Okuma metnine göre davacı yüklenici kusurlu ise hangi zararını hangi ölçüde ve hangi hükümlere göre isteyebilir?

Okuma Metni ->
────────────────────
Özel Daire Bozma Kararı: 9. Mahkemenin yukarıda belirtilen kararına karşı süresi içinde davalı vekili temyiz isteminde bulunmuştur.

10. Yargıtay (Kapatılan) 23. Hukuk Dairesinin 11.06.2018 tarihli ve 2015/8514 E., 2018/3612 K. sayılı kararı ile; “…Dava, imalat bedeli ile menfi ve müspet zararın tahsiline ilişkin olup, açılan bu dava ile tarafların fesih konusunda iradelerinin birleştiği ve sözleşmenin geriye etkili olarak feshedildiğinin kabulü gerekir. Sözleşme taraflarından kimin, hangi bedeli talep edebileceği kusur durumuna bağlı olduğundan mahkemece öncelikle kusur durumunun tespiti gerekmektedir. Davalı arsa sahibinin kusurlu olması halinde, davacı yüklenici menfi ve müspet zararını talep edebilecek, davacı yüklenicinin kusurlu olması halinde ise ancak, sebepsiz zenginleşme hükümlerine göre davalı arsa sahibinin faydalandığı oranda menfi zararını isteyebilecektir. Bu durumun kabulü halinde ise davalının savunduğu gibi şayet taşınmazlar yükenici adına 3. kişilere satılmış ve bedeli yüklenici tarafından alınmış ise bu bedelin de menfi zarardan düşmesi gerekmektedir. Mahkemece, yukarıda anılan ilkeler çerçevesinde, tarafların kusur durumu tespit edilip, taşınmazların 3. kişilere yüklenici adına mı yoksa davalı kendi adına mı sattığı araştırılıp sonucuna göre bir karar verilmesi gerekirken, yazılı şekilde hüküm kurulması doğru olmamıştır…” gerekçesiyle karar bozulmuştur.
────────────────────
Veri Kümesi ->
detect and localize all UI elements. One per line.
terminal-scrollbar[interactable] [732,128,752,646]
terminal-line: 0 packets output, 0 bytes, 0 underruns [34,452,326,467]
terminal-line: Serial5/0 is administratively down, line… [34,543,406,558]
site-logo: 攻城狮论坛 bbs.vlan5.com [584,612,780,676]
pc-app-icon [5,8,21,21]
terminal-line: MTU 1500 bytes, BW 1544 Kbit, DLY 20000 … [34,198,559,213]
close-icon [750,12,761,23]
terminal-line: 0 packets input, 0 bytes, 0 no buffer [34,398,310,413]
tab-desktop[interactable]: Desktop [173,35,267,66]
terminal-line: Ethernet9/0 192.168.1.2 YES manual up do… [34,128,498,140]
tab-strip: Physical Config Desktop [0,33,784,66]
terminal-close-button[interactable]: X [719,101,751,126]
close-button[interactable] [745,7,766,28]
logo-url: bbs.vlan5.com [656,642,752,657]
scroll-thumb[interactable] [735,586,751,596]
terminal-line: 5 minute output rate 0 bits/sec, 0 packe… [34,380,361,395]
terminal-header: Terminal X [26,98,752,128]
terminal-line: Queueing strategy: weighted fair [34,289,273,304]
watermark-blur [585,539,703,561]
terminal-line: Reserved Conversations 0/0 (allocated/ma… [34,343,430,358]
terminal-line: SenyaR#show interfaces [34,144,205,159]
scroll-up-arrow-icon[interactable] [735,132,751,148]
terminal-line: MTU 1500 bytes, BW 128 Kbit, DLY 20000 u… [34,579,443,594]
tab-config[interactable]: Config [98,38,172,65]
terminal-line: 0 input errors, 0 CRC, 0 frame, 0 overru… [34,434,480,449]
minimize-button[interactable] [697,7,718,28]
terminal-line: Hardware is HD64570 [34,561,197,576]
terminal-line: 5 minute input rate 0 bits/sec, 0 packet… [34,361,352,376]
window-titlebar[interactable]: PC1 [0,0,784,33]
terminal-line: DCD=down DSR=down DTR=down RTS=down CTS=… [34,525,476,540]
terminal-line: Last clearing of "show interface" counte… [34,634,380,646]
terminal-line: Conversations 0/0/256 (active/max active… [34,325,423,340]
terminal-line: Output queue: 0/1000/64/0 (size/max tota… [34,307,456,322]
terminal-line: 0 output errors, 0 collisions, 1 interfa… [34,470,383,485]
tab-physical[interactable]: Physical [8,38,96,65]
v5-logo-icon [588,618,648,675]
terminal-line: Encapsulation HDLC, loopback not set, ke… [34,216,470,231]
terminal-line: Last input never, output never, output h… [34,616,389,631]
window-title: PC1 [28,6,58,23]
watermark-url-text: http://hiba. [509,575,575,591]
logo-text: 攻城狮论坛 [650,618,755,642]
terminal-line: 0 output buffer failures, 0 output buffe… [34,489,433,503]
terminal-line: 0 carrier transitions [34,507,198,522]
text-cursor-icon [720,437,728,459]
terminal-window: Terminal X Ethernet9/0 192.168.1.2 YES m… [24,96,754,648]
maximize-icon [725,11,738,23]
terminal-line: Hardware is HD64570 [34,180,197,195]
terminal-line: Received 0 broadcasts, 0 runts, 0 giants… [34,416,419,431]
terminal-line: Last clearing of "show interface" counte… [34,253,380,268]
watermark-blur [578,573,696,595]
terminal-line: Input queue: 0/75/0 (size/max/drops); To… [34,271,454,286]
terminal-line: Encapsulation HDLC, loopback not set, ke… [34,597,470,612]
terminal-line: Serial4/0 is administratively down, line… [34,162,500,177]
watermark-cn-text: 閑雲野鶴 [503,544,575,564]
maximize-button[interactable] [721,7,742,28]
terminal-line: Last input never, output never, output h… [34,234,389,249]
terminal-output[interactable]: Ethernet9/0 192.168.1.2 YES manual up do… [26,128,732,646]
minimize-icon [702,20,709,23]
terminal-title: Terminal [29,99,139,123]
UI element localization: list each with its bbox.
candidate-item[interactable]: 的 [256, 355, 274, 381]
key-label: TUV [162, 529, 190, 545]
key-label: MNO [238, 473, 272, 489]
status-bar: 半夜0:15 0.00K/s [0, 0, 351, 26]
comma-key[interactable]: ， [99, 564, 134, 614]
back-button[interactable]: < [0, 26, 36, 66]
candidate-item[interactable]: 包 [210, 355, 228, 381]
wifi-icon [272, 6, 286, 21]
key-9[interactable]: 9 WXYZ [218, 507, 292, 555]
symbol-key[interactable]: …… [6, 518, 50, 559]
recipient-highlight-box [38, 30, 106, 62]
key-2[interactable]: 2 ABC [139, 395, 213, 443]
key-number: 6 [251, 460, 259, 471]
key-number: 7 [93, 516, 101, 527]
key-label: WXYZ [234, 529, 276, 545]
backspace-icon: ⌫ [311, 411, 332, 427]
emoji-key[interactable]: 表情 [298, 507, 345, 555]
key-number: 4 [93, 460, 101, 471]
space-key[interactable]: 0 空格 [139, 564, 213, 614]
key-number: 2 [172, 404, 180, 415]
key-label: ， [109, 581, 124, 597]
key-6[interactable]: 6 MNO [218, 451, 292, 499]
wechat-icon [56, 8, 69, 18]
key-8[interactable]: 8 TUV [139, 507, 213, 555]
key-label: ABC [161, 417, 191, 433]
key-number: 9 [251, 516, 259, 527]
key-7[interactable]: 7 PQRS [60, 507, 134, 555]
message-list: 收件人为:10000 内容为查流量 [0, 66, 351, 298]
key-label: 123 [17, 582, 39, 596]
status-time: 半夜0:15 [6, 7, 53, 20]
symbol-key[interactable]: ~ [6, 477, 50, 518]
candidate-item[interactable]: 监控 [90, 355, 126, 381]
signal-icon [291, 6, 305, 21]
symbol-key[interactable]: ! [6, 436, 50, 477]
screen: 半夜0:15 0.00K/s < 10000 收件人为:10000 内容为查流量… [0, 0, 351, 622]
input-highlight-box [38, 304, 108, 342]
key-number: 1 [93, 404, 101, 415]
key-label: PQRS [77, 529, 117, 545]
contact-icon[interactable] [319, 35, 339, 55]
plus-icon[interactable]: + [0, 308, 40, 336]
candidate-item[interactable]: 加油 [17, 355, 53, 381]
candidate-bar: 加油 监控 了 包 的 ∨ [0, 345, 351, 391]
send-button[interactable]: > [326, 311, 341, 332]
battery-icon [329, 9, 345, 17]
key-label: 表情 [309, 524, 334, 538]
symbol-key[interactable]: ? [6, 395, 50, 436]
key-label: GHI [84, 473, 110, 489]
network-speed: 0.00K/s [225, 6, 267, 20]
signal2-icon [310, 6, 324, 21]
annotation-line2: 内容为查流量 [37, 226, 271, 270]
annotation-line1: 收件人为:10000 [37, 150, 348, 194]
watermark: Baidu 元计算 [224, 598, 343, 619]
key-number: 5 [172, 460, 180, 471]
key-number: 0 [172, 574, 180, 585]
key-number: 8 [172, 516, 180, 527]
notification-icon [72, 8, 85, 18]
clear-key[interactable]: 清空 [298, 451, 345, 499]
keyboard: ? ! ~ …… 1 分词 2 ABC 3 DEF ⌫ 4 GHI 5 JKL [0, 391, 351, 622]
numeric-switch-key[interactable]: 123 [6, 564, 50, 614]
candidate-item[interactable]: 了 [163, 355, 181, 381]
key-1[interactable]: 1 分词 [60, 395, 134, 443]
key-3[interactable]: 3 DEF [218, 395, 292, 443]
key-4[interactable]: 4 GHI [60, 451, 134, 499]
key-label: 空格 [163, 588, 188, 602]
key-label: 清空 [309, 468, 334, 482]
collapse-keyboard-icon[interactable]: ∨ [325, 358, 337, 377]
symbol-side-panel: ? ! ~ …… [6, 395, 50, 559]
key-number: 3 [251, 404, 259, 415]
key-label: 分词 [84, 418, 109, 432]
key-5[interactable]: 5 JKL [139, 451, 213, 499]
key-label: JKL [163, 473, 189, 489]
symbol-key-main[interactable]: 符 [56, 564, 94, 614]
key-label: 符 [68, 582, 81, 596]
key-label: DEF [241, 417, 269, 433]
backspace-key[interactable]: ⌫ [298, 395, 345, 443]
────────────────────
Görev Yanıtı ->
Sebepsiz zenginleşme hükümlerine göre, yalnızca davalı arsa sahibinin faydalandığı oranda menfi zararını isteyebilir.